Data listing
━━━━━━━━━━━━━━━━
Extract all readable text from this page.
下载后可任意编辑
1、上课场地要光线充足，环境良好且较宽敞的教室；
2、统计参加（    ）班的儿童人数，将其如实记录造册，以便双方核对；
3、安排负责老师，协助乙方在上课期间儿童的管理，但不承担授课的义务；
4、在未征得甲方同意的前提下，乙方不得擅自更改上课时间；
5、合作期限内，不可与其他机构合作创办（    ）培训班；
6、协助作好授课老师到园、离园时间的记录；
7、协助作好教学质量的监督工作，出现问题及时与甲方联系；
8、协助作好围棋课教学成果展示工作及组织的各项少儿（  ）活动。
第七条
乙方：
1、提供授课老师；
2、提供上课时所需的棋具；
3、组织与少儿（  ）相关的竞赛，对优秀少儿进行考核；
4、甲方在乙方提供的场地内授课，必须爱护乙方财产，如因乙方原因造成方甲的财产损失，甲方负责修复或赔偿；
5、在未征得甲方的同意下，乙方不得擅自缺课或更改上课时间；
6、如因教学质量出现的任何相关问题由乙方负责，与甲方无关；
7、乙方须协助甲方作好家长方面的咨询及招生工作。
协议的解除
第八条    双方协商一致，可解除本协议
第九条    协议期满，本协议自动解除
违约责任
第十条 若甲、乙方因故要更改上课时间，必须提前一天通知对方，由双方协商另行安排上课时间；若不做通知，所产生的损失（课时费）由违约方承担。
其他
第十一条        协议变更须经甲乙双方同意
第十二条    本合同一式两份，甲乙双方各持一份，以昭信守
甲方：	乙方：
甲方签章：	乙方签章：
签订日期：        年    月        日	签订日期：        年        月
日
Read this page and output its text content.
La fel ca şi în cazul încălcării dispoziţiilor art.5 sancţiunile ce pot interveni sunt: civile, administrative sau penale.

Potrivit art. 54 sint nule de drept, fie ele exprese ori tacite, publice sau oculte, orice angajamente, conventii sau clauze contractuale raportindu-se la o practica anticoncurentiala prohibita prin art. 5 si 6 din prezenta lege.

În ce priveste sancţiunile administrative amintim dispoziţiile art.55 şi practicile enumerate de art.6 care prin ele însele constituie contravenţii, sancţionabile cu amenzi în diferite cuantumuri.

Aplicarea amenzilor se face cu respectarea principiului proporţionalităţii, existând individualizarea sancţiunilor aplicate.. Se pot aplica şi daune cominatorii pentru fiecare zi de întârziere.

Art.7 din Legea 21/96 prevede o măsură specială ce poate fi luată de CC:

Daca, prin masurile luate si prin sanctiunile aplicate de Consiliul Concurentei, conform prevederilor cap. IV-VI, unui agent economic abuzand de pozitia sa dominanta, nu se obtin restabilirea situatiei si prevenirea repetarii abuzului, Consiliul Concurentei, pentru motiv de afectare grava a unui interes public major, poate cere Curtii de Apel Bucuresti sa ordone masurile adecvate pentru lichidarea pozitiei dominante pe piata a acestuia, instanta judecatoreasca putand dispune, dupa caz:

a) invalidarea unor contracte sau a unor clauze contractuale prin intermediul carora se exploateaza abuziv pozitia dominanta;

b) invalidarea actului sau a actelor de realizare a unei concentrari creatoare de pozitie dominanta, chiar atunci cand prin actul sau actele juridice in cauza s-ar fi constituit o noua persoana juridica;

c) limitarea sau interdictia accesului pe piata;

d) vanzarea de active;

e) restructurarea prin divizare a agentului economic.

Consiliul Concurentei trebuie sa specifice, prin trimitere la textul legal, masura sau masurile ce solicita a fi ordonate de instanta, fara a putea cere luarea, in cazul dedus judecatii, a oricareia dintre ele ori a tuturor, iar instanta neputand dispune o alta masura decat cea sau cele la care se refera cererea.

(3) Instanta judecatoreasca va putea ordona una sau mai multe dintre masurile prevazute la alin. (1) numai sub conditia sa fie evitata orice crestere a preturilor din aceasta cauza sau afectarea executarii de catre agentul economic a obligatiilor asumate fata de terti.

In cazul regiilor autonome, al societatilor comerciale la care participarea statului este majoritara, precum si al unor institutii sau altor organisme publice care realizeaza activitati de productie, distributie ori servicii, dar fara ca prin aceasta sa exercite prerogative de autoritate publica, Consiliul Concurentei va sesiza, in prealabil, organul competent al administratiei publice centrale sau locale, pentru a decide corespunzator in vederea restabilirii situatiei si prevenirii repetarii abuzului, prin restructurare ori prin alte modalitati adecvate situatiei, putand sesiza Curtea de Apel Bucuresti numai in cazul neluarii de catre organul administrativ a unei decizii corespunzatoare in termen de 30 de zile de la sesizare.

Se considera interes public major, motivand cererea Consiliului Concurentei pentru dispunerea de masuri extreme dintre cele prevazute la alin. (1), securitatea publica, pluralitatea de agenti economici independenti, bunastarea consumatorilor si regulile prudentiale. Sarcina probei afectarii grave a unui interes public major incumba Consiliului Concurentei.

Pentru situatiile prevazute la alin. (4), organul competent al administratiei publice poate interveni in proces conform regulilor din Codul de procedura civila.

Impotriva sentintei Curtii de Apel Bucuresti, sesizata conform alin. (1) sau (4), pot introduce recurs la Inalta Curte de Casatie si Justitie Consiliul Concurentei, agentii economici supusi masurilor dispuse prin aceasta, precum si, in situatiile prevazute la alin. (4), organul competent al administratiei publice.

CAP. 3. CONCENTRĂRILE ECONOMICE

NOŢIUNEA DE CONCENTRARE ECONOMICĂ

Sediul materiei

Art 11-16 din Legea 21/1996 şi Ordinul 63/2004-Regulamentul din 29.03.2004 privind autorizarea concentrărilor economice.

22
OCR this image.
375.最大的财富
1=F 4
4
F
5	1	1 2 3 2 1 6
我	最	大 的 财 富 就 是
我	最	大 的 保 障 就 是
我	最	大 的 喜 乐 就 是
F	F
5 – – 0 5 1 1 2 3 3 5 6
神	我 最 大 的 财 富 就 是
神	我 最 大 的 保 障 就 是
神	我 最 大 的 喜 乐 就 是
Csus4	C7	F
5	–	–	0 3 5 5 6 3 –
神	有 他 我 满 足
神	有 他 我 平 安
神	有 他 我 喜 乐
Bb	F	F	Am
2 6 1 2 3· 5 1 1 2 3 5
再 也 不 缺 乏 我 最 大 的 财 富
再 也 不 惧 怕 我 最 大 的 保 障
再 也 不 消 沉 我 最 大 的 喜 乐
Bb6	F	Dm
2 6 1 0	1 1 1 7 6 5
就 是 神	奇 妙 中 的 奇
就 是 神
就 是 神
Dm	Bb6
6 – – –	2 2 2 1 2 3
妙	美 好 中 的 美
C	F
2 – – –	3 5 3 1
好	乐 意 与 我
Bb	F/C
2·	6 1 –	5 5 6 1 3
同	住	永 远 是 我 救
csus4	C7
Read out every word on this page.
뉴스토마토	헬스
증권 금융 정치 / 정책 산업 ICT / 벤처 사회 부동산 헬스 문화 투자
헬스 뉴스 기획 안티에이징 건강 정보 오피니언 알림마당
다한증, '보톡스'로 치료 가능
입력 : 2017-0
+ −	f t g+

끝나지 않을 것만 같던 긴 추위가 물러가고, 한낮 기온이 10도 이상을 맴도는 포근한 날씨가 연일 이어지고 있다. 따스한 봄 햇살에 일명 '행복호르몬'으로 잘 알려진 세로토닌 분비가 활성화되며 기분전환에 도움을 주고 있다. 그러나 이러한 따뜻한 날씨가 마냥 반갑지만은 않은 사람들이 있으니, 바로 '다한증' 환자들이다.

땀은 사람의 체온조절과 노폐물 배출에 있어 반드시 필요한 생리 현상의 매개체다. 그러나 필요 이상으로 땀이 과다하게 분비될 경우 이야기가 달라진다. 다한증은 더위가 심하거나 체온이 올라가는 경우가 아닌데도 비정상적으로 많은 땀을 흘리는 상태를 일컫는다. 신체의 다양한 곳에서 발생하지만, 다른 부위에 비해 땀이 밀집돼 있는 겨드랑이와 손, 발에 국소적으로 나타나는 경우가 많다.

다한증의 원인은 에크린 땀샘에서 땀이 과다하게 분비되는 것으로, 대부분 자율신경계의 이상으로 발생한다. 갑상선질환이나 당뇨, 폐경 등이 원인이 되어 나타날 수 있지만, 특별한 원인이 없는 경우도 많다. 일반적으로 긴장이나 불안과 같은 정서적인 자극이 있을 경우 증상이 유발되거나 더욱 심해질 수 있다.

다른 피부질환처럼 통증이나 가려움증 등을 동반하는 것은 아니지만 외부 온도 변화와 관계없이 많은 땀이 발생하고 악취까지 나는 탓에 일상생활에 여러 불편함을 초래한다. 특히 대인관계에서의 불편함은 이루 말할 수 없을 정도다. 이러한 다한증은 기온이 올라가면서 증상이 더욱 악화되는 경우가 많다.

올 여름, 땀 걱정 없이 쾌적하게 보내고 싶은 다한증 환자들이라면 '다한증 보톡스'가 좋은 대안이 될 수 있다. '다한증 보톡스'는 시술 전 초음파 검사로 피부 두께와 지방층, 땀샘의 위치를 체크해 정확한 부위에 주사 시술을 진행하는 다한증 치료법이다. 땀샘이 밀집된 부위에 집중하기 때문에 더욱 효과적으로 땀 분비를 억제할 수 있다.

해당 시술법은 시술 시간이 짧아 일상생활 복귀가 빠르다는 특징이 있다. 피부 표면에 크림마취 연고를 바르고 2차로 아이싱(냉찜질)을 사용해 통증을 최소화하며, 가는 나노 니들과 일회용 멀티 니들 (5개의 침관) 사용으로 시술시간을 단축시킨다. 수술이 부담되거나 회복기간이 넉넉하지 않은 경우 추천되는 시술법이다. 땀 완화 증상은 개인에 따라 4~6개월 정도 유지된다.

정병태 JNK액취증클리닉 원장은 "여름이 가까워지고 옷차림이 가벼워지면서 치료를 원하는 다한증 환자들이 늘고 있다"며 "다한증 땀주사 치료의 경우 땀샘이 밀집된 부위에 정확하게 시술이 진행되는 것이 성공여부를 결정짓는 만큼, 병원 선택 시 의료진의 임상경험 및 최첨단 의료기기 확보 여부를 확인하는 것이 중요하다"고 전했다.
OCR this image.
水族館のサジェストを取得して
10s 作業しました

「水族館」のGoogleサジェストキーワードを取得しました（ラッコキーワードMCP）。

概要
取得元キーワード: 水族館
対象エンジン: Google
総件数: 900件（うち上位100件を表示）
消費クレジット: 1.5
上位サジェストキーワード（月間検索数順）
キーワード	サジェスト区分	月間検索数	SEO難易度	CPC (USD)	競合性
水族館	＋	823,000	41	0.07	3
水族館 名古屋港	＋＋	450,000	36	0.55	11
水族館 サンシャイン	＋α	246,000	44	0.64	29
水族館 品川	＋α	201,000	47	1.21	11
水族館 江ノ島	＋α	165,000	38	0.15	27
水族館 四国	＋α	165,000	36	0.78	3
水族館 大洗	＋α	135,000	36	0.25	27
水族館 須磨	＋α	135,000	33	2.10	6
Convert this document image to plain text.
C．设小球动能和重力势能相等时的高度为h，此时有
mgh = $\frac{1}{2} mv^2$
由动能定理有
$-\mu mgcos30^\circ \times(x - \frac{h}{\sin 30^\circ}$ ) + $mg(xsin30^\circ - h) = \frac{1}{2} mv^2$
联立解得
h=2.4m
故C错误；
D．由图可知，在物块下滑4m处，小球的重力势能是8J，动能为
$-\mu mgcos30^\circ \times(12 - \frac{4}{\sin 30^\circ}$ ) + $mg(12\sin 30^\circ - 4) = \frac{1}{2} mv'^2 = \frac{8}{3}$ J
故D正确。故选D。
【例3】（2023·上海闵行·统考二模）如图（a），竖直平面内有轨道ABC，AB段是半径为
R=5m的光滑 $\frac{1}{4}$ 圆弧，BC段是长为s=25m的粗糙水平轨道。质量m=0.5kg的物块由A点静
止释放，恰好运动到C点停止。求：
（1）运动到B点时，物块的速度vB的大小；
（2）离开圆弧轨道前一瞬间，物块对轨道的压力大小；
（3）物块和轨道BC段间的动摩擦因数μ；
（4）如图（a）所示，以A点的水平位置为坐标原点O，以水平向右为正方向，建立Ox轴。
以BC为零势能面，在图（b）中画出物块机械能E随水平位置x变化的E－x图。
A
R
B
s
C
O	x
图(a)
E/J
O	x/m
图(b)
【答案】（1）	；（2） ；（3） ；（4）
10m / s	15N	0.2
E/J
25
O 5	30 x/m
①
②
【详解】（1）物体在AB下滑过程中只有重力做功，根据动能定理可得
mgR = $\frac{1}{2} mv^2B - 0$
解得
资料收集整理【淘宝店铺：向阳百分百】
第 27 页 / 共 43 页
━━━━━━━━━━━━━━━━
_Work to be completed:_
Repeat the line containing "Convert this document image to plain text." and all subsequent lines through the final line of the data, exactly and with no others.

_Answer for this exercise:_
Convert this document image to plain text.
C．设小球动能和重力势能相等时的高度为h，此时有
mgh = $\frac{1}{2} mv^2$
由动能定理有
$-\mu mgcos30^\circ \times(x - \frac{h}{\sin 30^\circ}$ ) + $mg(xsin30^\circ - h) = \frac{1}{2} mv^2$
联立解得
h=2.4m
故C错误；
D．由图可知，在物块下滑4m处，小球的重力势能是8J，动能为
$-\mu mgcos30^\circ \times(12 - \frac{4}{\sin 30^\circ}$ ) + $mg(12\sin 30^\circ - 4) = \frac{1}{2} mv'^2 = \frac{8}{3}$ J
故D正确。故选D。
【例3】（2023·上海闵行·统考二模）如图（a），竖直平面内有轨道ABC，AB段是半径为
R=5m的光滑 $\frac{1}{4}$ 圆弧，BC段是长为s=25m的粗糙水平轨道。质量m=0.5kg的物块由A点静
止释放，恰好运动到C点停止。求：
（1）运动到B点时，物块的速度vB的大小；
（2）离开圆弧轨道前一瞬间，物块对轨道的压力大小；
（3）物块和轨道BC段间的动摩擦因数μ；
（4）如图（a）所示，以A点的水平位置为坐标原点O，以水平向右为正方向，建立Ox轴。
以BC为零势能面，在图（b）中画出物块机械能E随水平位置x变化的E－x图。
A
R
B
s
C
O	x
图(a)
E/J
O	x/m
图(b)
【答案】（1）	；（2） ；（3） ；（4）
10m / s	15N	0.2
E/J
25
O 5	30 x/m
①
②
【详解】（1）物体在AB下滑过程中只有重力做功，根据动能定理可得
mgR = $\frac{1}{2} mv^2B - 0$
解得
资料收集整理【淘宝店铺：向阳百分百】
第 27 页 / 共 43 页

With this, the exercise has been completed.